▸ TASK REQUIREMENTS
The entries are to be returned exactly, with images left out.

▸ Figure contents as structured data
┄┄┄┄┄┄┄┄┄┄┄┄┄┄┄┄┄┄┄┄

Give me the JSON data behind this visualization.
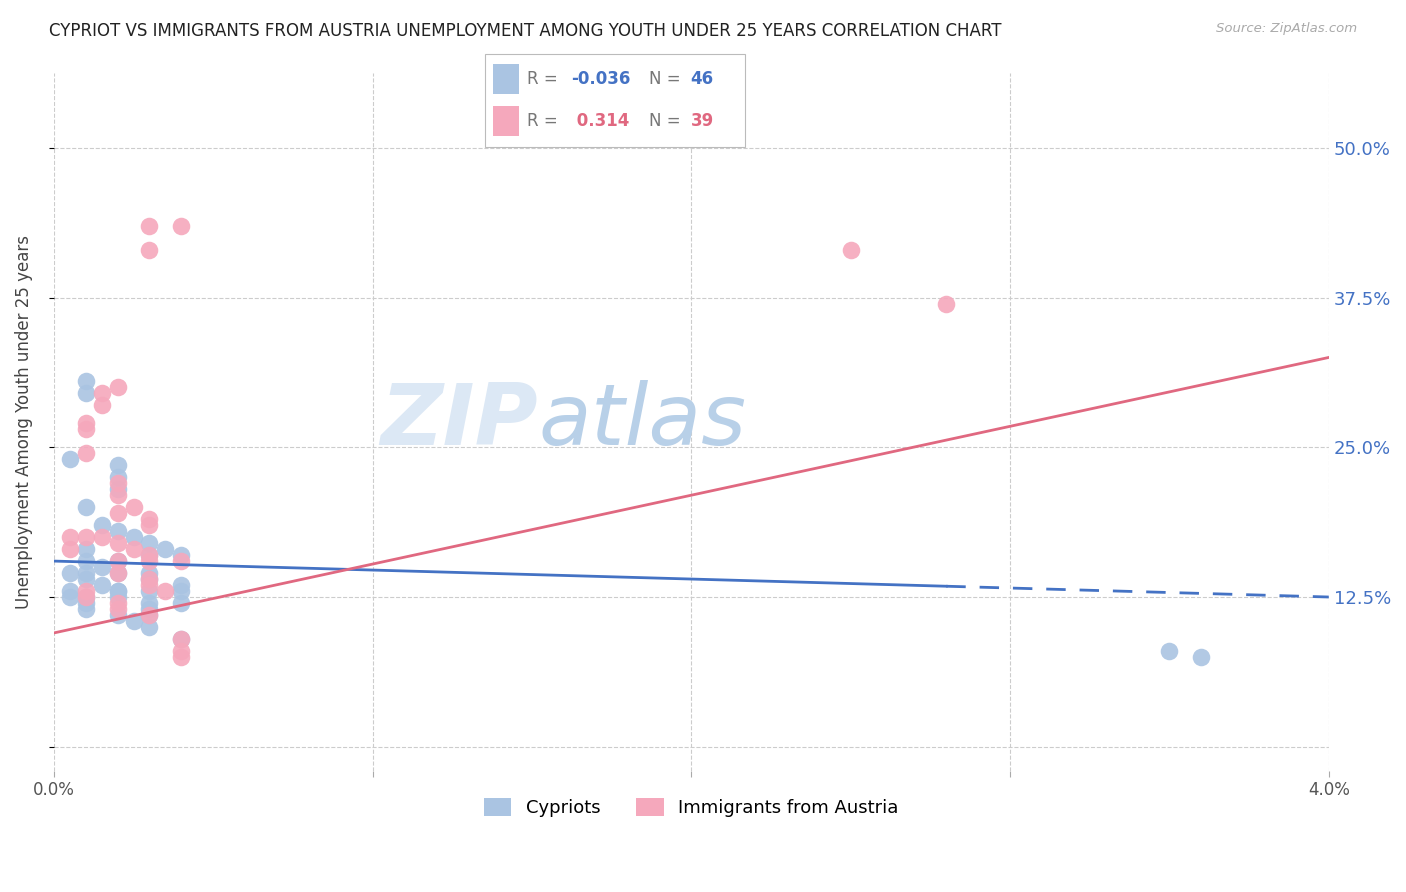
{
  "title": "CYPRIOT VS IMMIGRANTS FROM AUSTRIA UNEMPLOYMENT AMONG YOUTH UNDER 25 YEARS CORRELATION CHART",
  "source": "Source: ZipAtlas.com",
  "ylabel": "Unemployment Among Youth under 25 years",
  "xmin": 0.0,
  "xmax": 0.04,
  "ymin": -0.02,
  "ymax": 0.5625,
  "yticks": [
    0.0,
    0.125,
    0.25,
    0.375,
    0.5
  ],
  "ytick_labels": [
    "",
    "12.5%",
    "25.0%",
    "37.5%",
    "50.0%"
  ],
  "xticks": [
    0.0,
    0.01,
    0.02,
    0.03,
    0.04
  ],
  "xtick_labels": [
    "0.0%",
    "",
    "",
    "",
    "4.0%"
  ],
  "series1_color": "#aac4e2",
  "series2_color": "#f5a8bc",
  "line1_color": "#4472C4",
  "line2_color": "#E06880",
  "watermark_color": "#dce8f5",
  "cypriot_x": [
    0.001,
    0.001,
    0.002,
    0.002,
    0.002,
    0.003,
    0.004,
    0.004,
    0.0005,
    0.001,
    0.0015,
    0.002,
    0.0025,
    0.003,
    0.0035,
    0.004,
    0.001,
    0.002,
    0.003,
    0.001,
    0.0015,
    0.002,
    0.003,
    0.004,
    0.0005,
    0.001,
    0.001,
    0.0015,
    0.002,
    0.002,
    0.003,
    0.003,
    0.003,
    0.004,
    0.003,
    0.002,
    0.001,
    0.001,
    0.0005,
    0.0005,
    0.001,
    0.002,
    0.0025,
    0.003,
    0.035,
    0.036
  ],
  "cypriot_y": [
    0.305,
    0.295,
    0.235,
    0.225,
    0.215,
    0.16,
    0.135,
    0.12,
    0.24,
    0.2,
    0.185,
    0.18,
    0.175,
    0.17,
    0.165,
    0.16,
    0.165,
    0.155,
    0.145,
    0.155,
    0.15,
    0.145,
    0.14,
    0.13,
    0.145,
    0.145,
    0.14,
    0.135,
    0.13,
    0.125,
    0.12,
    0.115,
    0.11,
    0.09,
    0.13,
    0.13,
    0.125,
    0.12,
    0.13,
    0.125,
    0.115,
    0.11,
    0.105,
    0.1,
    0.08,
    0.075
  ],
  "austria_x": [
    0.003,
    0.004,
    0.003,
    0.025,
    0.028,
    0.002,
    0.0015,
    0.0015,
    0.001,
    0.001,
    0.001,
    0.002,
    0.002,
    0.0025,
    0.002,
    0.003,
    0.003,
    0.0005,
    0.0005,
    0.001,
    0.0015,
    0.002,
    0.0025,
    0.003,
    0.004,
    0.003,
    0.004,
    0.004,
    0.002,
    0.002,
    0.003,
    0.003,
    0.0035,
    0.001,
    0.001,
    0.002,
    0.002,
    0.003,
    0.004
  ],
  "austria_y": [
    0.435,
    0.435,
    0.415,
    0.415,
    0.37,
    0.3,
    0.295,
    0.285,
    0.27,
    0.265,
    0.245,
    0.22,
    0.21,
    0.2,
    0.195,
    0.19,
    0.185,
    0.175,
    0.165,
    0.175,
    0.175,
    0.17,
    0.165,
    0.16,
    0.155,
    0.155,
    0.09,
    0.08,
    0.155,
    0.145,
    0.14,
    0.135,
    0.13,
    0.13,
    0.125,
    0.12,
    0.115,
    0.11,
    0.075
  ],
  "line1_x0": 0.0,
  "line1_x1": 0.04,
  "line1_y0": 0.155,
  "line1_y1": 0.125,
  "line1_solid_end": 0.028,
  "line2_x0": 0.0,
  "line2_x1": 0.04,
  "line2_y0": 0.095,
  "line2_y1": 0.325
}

┄┄┄┄┄┄┄┄┄┄┄┄┄┄┄┄┄┄┄┄

▸ ANSWER BELOW
Give me the JSON data behind this visualization.
{
  "title": "CYPRIOT VS IMMIGRANTS FROM AUSTRIA UNEMPLOYMENT AMONG YOUTH UNDER 25 YEARS CORRELATION CHART",
  "source": "Source: ZipAtlas.com",
  "ylabel": "Unemployment Among Youth under 25 years",
  "xmin": 0.0,
  "xmax": 0.04,
  "ymin": -0.02,
  "ymax": 0.5625,
  "yticks": [
    0.0,
    0.125,
    0.25,
    0.375,
    0.5
  ],
  "ytick_labels": [
    "",
    "12.5%",
    "25.0%",
    "37.5%",
    "50.0%"
  ],
  "xticks": [
    0.0,
    0.01,
    0.02,
    0.03,
    0.04
  ],
  "xtick_labels": [
    "0.0%",
    "",
    "",
    "",
    "4.0%"
  ],
  "series1_color": "#aac4e2",
  "series2_color": "#f5a8bc",
  "line1_color": "#4472C4",
  "line2_color": "#E06880",
  "watermark_color": "#dce8f5",
  "cypriot_x": [
    0.001,
    0.001,
    0.002,
    0.002,
    0.002,
    0.003,
    0.004,
    0.004,
    0.0005,
    0.001,
    0.0015,
    0.002,
    0.0025,
    0.003,
    0.0035,
    0.004,
    0.001,
    0.002,
    0.003,
    0.001,
    0.0015,
    0.002,
    0.003,
    0.004,
    0.0005,
    0.001,
    0.001,
    0.0015,
    0.002,
    0.002,
    0.003,
    0.003,
    0.003,
    0.004,
    0.003,
    0.002,
    0.001,
    0.001,
    0.0005,
    0.0005,
    0.001,
    0.002,
    0.0025,
    0.003,
    0.035,
    0.036
  ],
  "cypriot_y": [
    0.305,
    0.295,
    0.235,
    0.225,
    0.215,
    0.16,
    0.135,
    0.12,
    0.24,
    0.2,
    0.185,
    0.18,
    0.175,
    0.17,
    0.165,
    0.16,
    0.165,
    0.155,
    0.145,
    0.155,
    0.15,
    0.145,
    0.14,
    0.13,
    0.145,
    0.145,
    0.14,
    0.135,
    0.13,
    0.125,
    0.12,
    0.115,
    0.11,
    0.09,
    0.13,
    0.13,
    0.125,
    0.12,
    0.13,
    0.125,
    0.115,
    0.11,
    0.105,
    0.1,
    0.08,
    0.075
  ],
  "austria_x": [
    0.003,
    0.004,
    0.003,
    0.025,
    0.028,
    0.002,
    0.0015,
    0.0015,
    0.001,
    0.001,
    0.001,
    0.002,
    0.002,
    0.0025,
    0.002,
    0.003,
    0.003,
    0.0005,
    0.0005,
    0.001,
    0.0015,
    0.002,
    0.0025,
    0.003,
    0.004,
    0.003,
    0.004,
    0.004,
    0.002,
    0.002,
    0.003,
    0.003,
    0.0035,
    0.001,
    0.001,
    0.002,
    0.002,
    0.003,
    0.004
  ],
  "austria_y": [
    0.435,
    0.435,
    0.415,
    0.415,
    0.37,
    0.3,
    0.295,
    0.285,
    0.27,
    0.265,
    0.245,
    0.22,
    0.21,
    0.2,
    0.195,
    0.19,
    0.185,
    0.175,
    0.165,
    0.175,
    0.175,
    0.17,
    0.165,
    0.16,
    0.155,
    0.155,
    0.09,
    0.08,
    0.155,
    0.145,
    0.14,
    0.135,
    0.13,
    0.13,
    0.125,
    0.12,
    0.115,
    0.11,
    0.075
  ],
  "line1_x0": 0.0,
  "line1_x1": 0.04,
  "line1_y0": 0.155,
  "line1_y1": 0.125,
  "line1_solid_end": 0.028,
  "line2_x0": 0.0,
  "line2_x1": 0.04,
  "line2_y0": 0.095,
  "line2_y1": 0.325
}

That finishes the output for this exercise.